What this task involves:
Where a line in the listing below contains the word "Docs", copy that line.

[Collected data entries]
%%

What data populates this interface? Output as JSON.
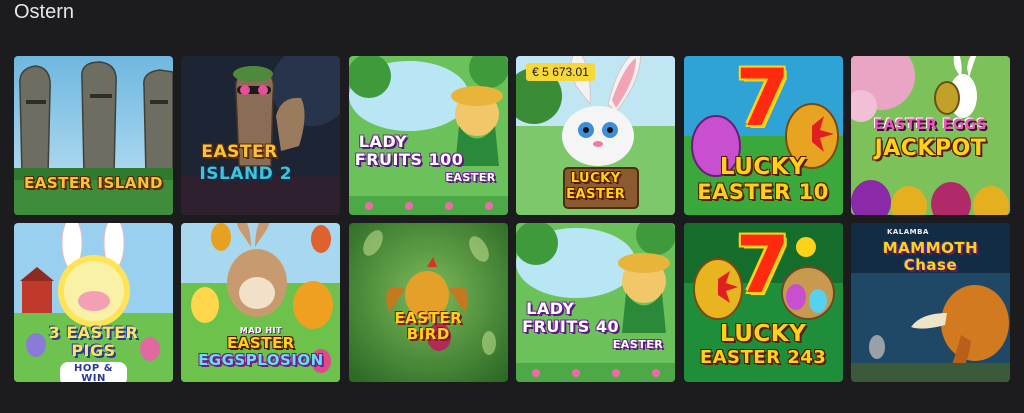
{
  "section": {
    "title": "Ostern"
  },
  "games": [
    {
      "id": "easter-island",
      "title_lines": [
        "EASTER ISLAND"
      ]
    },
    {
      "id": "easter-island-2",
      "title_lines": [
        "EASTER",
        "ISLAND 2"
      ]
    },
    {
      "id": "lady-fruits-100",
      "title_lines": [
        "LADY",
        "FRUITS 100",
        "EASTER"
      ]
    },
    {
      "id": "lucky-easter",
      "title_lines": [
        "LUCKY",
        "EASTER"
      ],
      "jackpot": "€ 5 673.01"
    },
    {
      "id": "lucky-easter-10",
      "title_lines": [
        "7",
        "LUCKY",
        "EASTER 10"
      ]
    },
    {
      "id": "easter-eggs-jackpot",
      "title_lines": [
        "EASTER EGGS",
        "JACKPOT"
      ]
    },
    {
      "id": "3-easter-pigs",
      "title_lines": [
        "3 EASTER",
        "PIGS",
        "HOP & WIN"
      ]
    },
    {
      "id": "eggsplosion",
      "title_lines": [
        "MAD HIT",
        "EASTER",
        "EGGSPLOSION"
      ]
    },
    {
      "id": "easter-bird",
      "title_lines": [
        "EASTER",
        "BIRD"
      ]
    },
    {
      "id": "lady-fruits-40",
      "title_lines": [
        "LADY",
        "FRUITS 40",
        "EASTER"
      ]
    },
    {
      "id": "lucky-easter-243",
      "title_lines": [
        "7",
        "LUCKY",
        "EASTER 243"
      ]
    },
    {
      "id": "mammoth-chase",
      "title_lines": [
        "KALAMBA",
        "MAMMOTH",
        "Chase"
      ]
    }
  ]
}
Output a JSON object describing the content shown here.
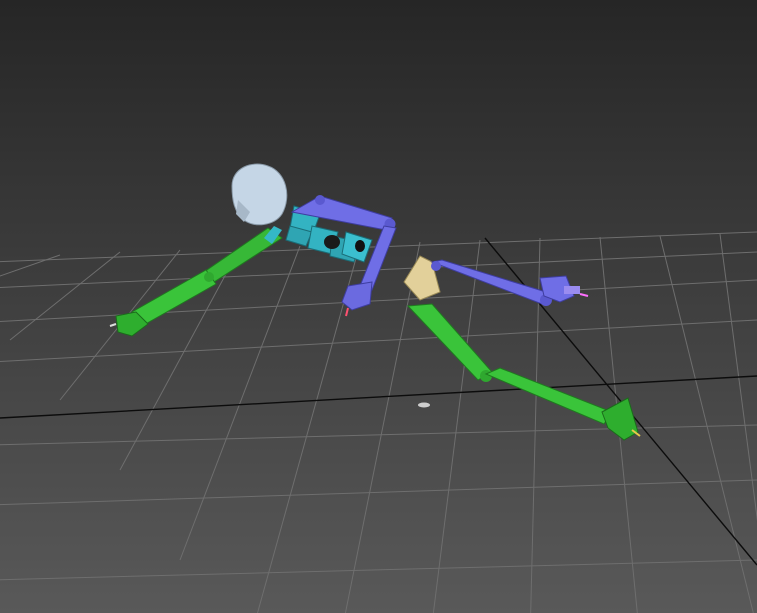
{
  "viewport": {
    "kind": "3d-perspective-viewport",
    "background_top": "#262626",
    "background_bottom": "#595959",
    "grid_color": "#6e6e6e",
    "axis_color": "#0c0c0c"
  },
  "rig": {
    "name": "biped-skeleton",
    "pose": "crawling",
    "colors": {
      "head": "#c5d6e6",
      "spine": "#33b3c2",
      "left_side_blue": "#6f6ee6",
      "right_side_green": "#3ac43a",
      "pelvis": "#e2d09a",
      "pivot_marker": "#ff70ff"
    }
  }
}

%%
%%

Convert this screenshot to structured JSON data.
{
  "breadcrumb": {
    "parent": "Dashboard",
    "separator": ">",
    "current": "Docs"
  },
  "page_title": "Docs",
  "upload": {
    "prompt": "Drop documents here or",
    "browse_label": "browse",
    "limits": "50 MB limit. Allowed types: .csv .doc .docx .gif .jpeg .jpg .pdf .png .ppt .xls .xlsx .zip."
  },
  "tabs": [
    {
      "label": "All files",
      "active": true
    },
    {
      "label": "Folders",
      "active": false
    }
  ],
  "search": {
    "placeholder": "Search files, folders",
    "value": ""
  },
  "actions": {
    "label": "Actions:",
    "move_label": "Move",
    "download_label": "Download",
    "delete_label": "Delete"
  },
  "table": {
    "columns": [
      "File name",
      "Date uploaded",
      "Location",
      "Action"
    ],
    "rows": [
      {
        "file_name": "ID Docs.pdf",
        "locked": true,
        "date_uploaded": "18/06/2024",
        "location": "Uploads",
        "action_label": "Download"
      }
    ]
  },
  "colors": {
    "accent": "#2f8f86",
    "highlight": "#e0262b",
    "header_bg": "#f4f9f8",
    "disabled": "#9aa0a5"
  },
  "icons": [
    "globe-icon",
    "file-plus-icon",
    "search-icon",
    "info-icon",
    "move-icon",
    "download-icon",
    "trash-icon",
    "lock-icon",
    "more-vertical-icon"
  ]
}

%%

Task answer:
    "current": "Docs"
  "page_title": "Docs",
        "file_name": "ID Docs.pdf",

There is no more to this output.